DIRECTIONS
The records below are to be copied word for word, with every picture left out.
★ ★ ★
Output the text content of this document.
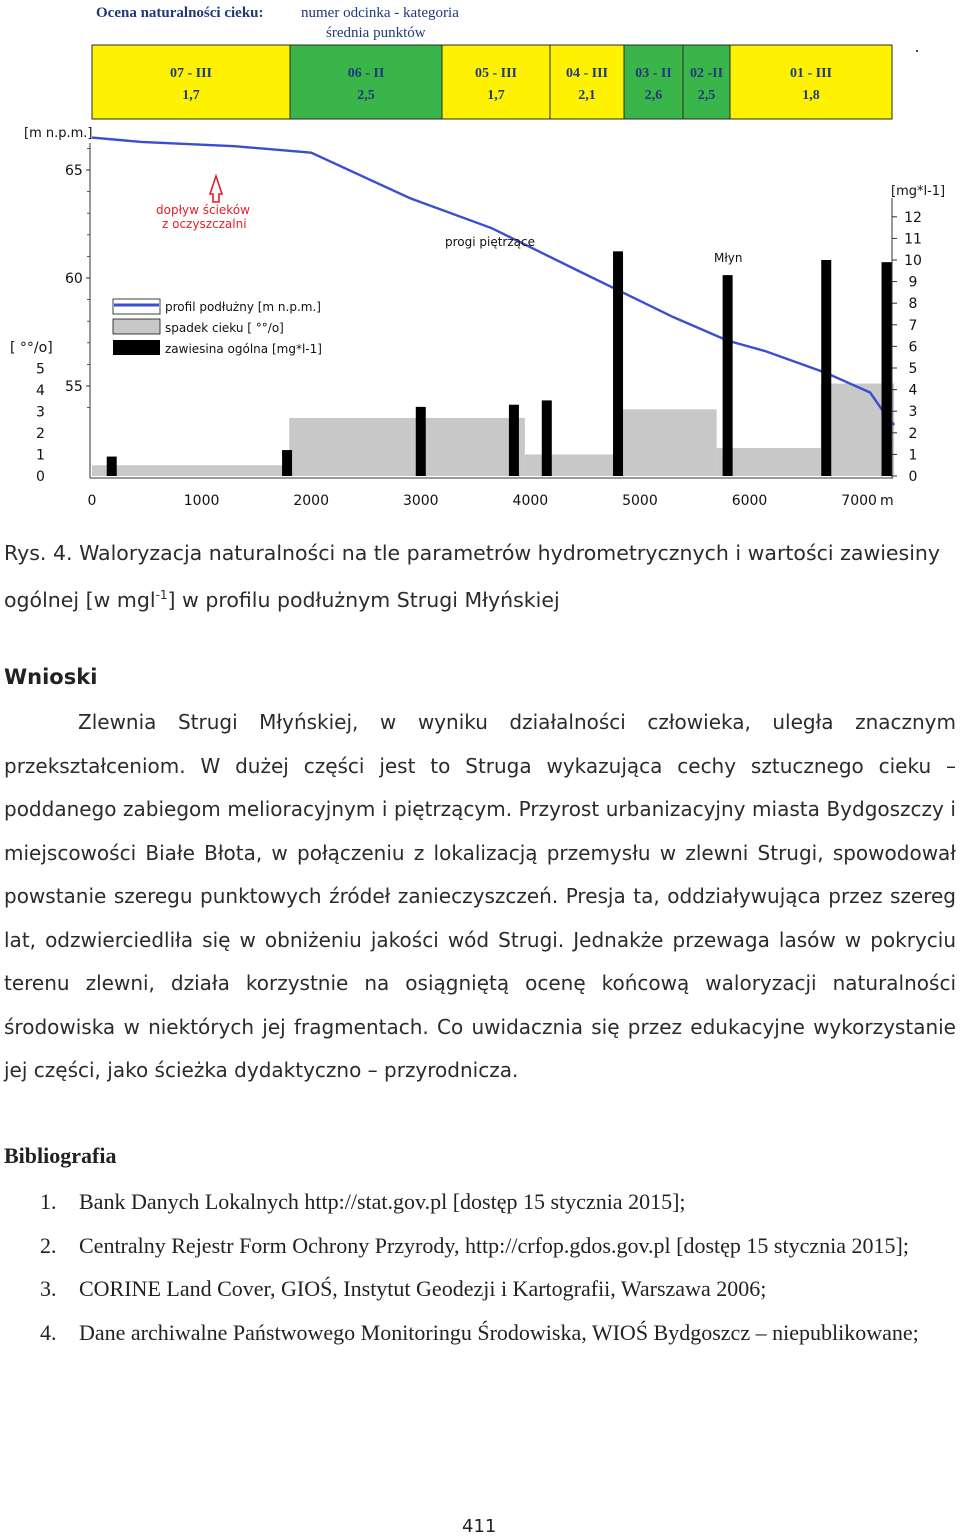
Ocena naturalności cieku:	numer odcinka - kategoria
średnia punktów
07 - III
1,7
06 - II
2,5
05 - III
1,7
04 - III
2,1
03 - II
2,6
02 -II
2,5
01 - III
1,8
0	1000	2000	3000	4000	5000	6000	7000 m
[m n.p.m.]
55
60
65
[ °°/o]
0
1
2
3
4
5
[mg*l-1]
0
1
2
3
4
5
6
7
8
9
10
11
12
dopływ ścieków
z oczyszczalni
progi piętrzące
Młyn
profil podłużny [m n.p.m.]
spadek cieku [ °°/o]
zawiesina ogólna [mg*l-1]

Rys. 4. Waloryzacja naturalności na tle parametrów hydrometrycznych i wartości zawiesiny ogólnej [w mgl$^{-1}$] w profilu podłużnym Strugi Młyńskiej

Wnioski

Zlewnia Strugi Młyńskiej, w wyniku działalności człowieka, uległa znacznym przekształceniom. W dużej części jest to Struga wykazująca cechy sztucznego cieku – poddanego zabiegom melioracyjnym i piętrzącym. Przyrost urbanizacyjny miasta Bydgoszczy i miejscowości Białe Błota, w połączeniu z lokalizacją przemysłu w zlewni Strugi, spowodował powstanie szeregu punktowych źródeł zanieczyszczeń. Presja ta, oddziaływująca przez szereg lat, odzwierciedliła się w obniżeniu jakości wód Strugi. Jednakże przewaga lasów w pokryciu terenu zlewni, działa korzystnie na osiągniętą ocenę końcową waloryzacji naturalności środowiska w niektórych jej fragmentach. Co uwidacznia się przez edukacyjne wykorzystanie jej części, jako ścieżka dydaktyczno – przyrodnicza.

Bibliografia
1. Bank Danych Lokalnych http://stat.gov.pl [dostęp 15 stycznia 2015];
2. Centralny Rejestr Form Ochrony Przyrody, http://crfop.gdos.gov.pl [dostęp 15 stycznia 2015];
3. CORINE Land Cover, GIOŚ, Instytut Geodezji i Kartografii, Warszawa 2006;
4. Dane archiwalne Państwowego Monitoringu Środowiska, WIOŚ Bydgoszcz – niepublikowane;

411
★ ★ ★
FINAL RESULT
Output the text content of this document.
Ocena naturalności cieku:	numer odcinka - kategoria
średnia punktów
07 - III
1,7
06 - II
2,5
05 - III
1,7
04 - III
2,1
03 - II
2,6
02 -II
2,5
01 - III
1,8
0	1000	2000	3000	4000	5000	6000	7000 m
[m n.p.m.]
55
60
65
[ °°/o]
0
1
2
3
4
5
[mg*l-1]
0
1
2
3
4
5
6
7
8
9
10
11
12
dopływ ścieków
z oczyszczalni
progi piętrzące
Młyn
profil podłużny [m n.p.m.]
spadek cieku [ °°/o]
zawiesina ogólna [mg*l-1]

Rys. 4. Waloryzacja naturalności na tle parametrów hydrometrycznych i wartości zawiesiny ogólnej [w mgl$^{-1}$] w profilu podłużnym Strugi Młyńskiej

Wnioski

Zlewnia Strugi Młyńskiej, w wyniku działalności człowieka, uległa znacznym przekształceniom. W dużej części jest to Struga wykazująca cechy sztucznego cieku – poddanego zabiegom melioracyjnym i piętrzącym. Przyrost urbanizacyjny miasta Bydgoszczy i miejscowości Białe Błota, w połączeniu z lokalizacją przemysłu w zlewni Strugi, spowodował powstanie szeregu punktowych źródeł zanieczyszczeń. Presja ta, oddziaływująca przez szereg lat, odzwierciedliła się w obniżeniu jakości wód Strugi. Jednakże przewaga lasów w pokryciu terenu zlewni, działa korzystnie na osiągniętą ocenę końcową waloryzacji naturalności środowiska w niektórych jej fragmentach. Co uwidacznia się przez edukacyjne wykorzystanie jej części, jako ścieżka dydaktyczno – przyrodnicza.

Bibliografia
1. Bank Danych Lokalnych http://stat.gov.pl [dostęp 15 stycznia 2015];
2. Centralny Rejestr Form Ochrony Przyrody, http://crfop.gdos.gov.pl [dostęp 15 stycznia 2015];
3. CORINE Land Cover, GIOŚ, Instytut Geodezji i Kartografii, Warszawa 2006;
4. Dane archiwalne Państwowego Monitoringu Środowiska, WIOŚ Bydgoszcz – niepublikowane;

411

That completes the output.